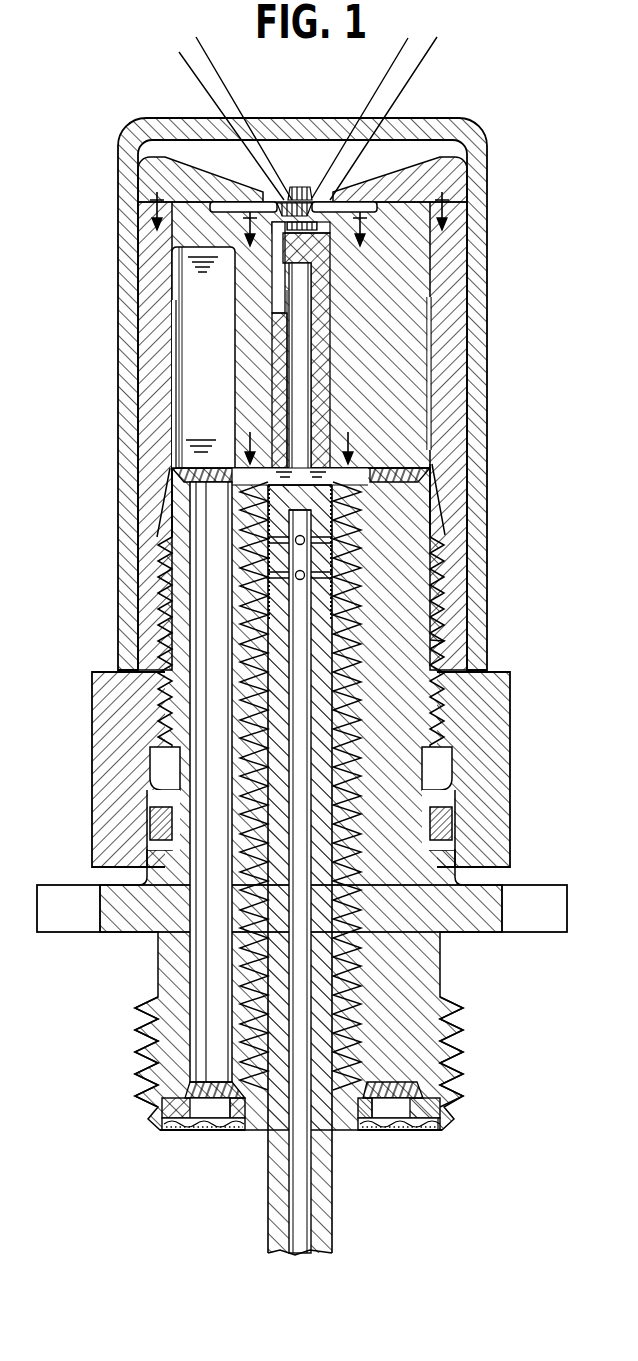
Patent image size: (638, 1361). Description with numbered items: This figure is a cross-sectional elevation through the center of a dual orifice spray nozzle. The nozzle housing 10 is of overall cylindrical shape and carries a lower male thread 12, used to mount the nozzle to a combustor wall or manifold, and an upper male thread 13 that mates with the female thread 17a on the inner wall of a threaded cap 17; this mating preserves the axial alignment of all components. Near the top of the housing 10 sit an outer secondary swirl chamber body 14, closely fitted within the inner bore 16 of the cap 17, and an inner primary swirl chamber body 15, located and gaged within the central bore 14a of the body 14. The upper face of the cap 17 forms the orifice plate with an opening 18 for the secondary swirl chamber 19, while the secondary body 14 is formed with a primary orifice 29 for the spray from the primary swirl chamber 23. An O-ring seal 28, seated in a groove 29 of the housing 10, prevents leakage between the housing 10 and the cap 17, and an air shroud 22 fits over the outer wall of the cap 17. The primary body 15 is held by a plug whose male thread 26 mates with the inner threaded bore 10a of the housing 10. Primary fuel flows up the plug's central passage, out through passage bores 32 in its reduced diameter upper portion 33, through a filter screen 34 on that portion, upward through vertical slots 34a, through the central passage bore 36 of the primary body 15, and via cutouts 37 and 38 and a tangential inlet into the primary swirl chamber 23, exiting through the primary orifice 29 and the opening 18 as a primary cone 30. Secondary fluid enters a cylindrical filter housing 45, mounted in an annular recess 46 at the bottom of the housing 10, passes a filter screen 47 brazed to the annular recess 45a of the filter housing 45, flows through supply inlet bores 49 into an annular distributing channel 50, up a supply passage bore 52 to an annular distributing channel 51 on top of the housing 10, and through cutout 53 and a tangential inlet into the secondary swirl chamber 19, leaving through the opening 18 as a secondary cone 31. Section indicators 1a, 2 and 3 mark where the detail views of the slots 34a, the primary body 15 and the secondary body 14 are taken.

The nozzle housing 10 is at (448, 962).
The inner threaded bore 10a is at (340, 952).
The lower male thread 12 is at (463, 1075).
The upper male thread 13 is at (440, 612).
The outer secondary swirl chamber body 14 is at (415, 358).
The central bore 14a is at (278, 393).
The inner primary swirl chamber body 15 is at (283, 337).
The inner bore 16 is at (423, 280).
The threaded cap 17 is at (463, 420).
The female thread 17a is at (438, 650).
The orifice opening 18 is at (328, 200).
The secondary swirl chamber 19 is at (347, 202).
The air shroud 22 is at (477, 258).
The primary swirl chamber 23 is at (277, 262).
The male thread 26 is at (340, 788).
The O-ring seal 28 is at (452, 813).
The primary orifice 29 is at (452, 832).
The primary cone 30 is at (423, 63).
The secondary cone 31 is at (208, 53).
The passage bores 32 is at (304, 574).
The reduced diameter upper portion 33 is at (331, 597).
The filter screen 34 is at (333, 618).
The vertical slots 34a is at (312, 474).
The central passage bore 36 is at (300, 372).
The cutout 37 is at (280, 293).
The cutout 38 is at (278, 228).
The filter housing 45 is at (445, 1112).
The annular recess 45a is at (173, 1130).
The annular recess 46 is at (437, 1130).
The filter screen 47 is at (203, 1133).
The supply inlet bores 49 is at (402, 1120).
The annular distributing channel 50 is at (200, 1093).
The annular distributing channel 51 is at (170, 470).
The supply passage bore 52 is at (208, 957).
The cutout 53 is at (190, 443).
The section line 1a is at (299, 437).
The section line 2 is at (305, 244).
The section line 3 is at (300, 222).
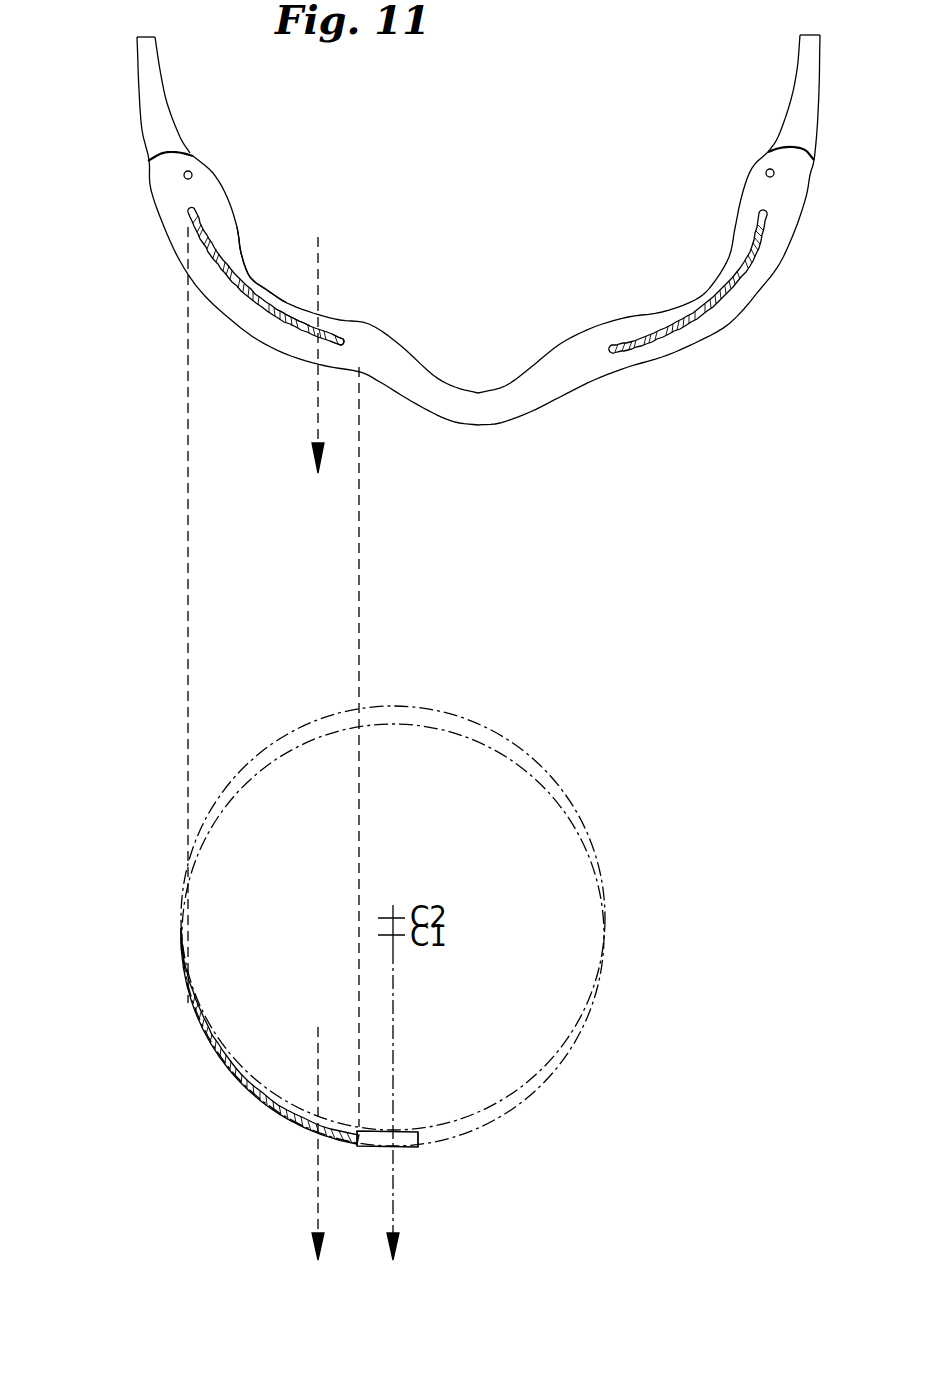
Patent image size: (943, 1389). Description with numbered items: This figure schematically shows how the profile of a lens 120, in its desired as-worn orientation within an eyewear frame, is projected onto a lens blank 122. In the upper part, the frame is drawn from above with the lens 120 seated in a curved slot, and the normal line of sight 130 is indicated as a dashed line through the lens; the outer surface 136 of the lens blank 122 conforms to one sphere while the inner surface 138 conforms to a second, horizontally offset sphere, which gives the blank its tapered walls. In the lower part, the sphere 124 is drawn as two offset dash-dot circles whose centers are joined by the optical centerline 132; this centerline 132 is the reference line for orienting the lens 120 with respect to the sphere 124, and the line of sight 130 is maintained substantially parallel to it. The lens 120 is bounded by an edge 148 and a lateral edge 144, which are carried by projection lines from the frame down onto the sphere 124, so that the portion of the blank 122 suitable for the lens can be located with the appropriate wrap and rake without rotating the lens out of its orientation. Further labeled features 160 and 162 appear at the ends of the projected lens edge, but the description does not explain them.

The lens 120 is at (232, 306).
The lens blank 122 is at (407, 1132).
The sphere 124 is at (563, 1045).
The normal line of sight 130 is at (317, 260).
The optical centerline 132 is at (393, 1203).
The outer surface 136 is at (298, 340).
The inner surface 138 is at (265, 290).
The lateral edge 144 is at (190, 212).
The edge 148 is at (377, 338).
The lens outer end 160 is at (418, 1142).
The lens upper end 162 is at (181, 930).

__________

:: Your objective ::
Copy out every line of the two records above word for word, leaving the pictures out of your answer.

:: Solved exercise ::
Patent image size: (638, 1361). Description with numbered items: This figure is a cross-sectional elevation through the center of a dual orifice spray nozzle. The nozzle housing 10 is of overall cylindrical shape and carries a lower male thread 12, used to mount the nozzle to a combustor wall or manifold, and an upper male thread 13 that mates with the female thread 17a on the inner wall of a threaded cap 17; this mating preserves the axial alignment of all components. Near the top of the housing 10 sit an outer secondary swirl chamber body 14, closely fitted within the inner bore 16 of the cap 17, and an inner primary swirl chamber body 15, located and gaged within the central bore 14a of the body 14. The upper face of the cap 17 forms the orifice plate with an opening 18 for the secondary swirl chamber 19, while the secondary body 14 is formed with a primary orifice 29 for the spray from the primary swirl chamber 23. An O-ring seal 28, seated in a groove 29 of the housing 10, prevents leakage between the housing 10 and the cap 17, and an air shroud 22 fits over the outer wall of the cap 17. The primary body 15 is held by a plug whose male thread 26 mates with the inner threaded bore 10a of the housing 10. Primary fuel flows up the plug's central passage, out through passage bores 32 in its reduced diameter upper portion 33, through a filter screen 34 on that portion, upward through vertical slots 34a, through the central passage bore 36 of the primary body 15, and via cutouts 37 and 38 and a tangential inlet into the primary swirl chamber 23, exiting through the primary orifice 29 and the opening 18 as a primary cone 30. Secondary fluid enters a cylindrical filter housing 45, mounted in an annular recess 46 at the bottom of the housing 10, passes a filter screen 47 brazed to the annular recess 45a of the filter housing 45, flows through supply inlet bores 49 into an annular distributing channel 50, up a supply passage bore 52 to an annular distributing channel 51 on top of the housing 10, and through cutout 53 and a tangential inlet into the secondary swirl chamber 19, leaving through the opening 18 as a secondary cone 31. Section indicators 1a, 2 and 3 mark where the detail views of the slots 34a, the primary body 15 and the secondary body 14 are taken.

The nozzle housing 10 is at (448, 962).
The inner threaded bore 10a is at (340, 952).
The lower male thread 12 is at (463, 1075).
The upper male thread 13 is at (440, 612).
The outer secondary swirl chamber body 14 is at (415, 358).
The central bore 14a is at (278, 393).
The inner primary swirl chamber body 15 is at (283, 337).
The inner bore 16 is at (423, 280).
The threaded cap 17 is at (463, 420).
The female thread 17a is at (438, 650).
The orifice opening 18 is at (328, 200).
The secondary swirl chamber 19 is at (347, 202).
The air shroud 22 is at (477, 258).
The primary swirl chamber 23 is at (277, 262).
The male thread 26 is at (340, 788).
The O-ring seal 28 is at (452, 813).
The primary orifice 29 is at (452, 832).
The primary cone 30 is at (423, 63).
The secondary cone 31 is at (208, 53).
The passage bores 32 is at (304, 574).
The reduced diameter upper portion 33 is at (331, 597).
The filter screen 34 is at (333, 618).
The vertical slots 34a is at (312, 474).
The central passage bore 36 is at (300, 372).
The cutout 37 is at (280, 293).
The cutout 38 is at (278, 228).
The filter housing 45 is at (445, 1112).
The annular recess 45a is at (173, 1130).
The annular recess 46 is at (437, 1130).
The filter screen 47 is at (203, 1133).
The supply inlet bores 49 is at (402, 1120).
The annular distributing channel 50 is at (200, 1093).
The annular distributing channel 51 is at (170, 470).
The supply passage bore 52 is at (208, 957).
The cutout 53 is at (190, 443).
The section line 1a is at (299, 437).
The section line 2 is at (305, 244).
The section line 3 is at (300, 222).
Patent image size: (943, 1389). Description with numbered items: This figure schematically shows how the profile of a lens 120, in its desired as-worn orientation within an eyewear frame, is projected onto a lens blank 122. In the upper part, the frame is drawn from above with the lens 120 seated in a curved slot, and the normal line of sight 130 is indicated as a dashed line through the lens; the outer surface 136 of the lens blank 122 conforms to one sphere while the inner surface 138 conforms to a second, horizontally offset sphere, which gives the blank its tapered walls. In the lower part, the sphere 124 is drawn as two offset dash-dot circles whose centers are joined by the optical centerline 132; this centerline 132 is the reference line for orienting the lens 120 with respect to the sphere 124, and the line of sight 130 is maintained substantially parallel to it. The lens 120 is bounded by an edge 148 and a lateral edge 144, which are carried by projection lines from the frame down onto the sphere 124, so that the portion of the blank 122 suitable for the lens can be located with the appropriate wrap and rake without rotating the lens out of its orientation. Further labeled features 160 and 162 appear at the ends of the projected lens edge, but the description does not explain them.

The lens 120 is at (232, 306).
The lens blank 122 is at (407, 1132).
The sphere 124 is at (563, 1045).
The normal line of sight 130 is at (317, 260).
The optical centerline 132 is at (393, 1203).
The outer surface 136 is at (298, 340).
The inner surface 138 is at (265, 290).
The lateral edge 144 is at (190, 212).
The edge 148 is at (377, 338).
The lens outer end 160 is at (418, 1142).
The lens upper end 162 is at (181, 930).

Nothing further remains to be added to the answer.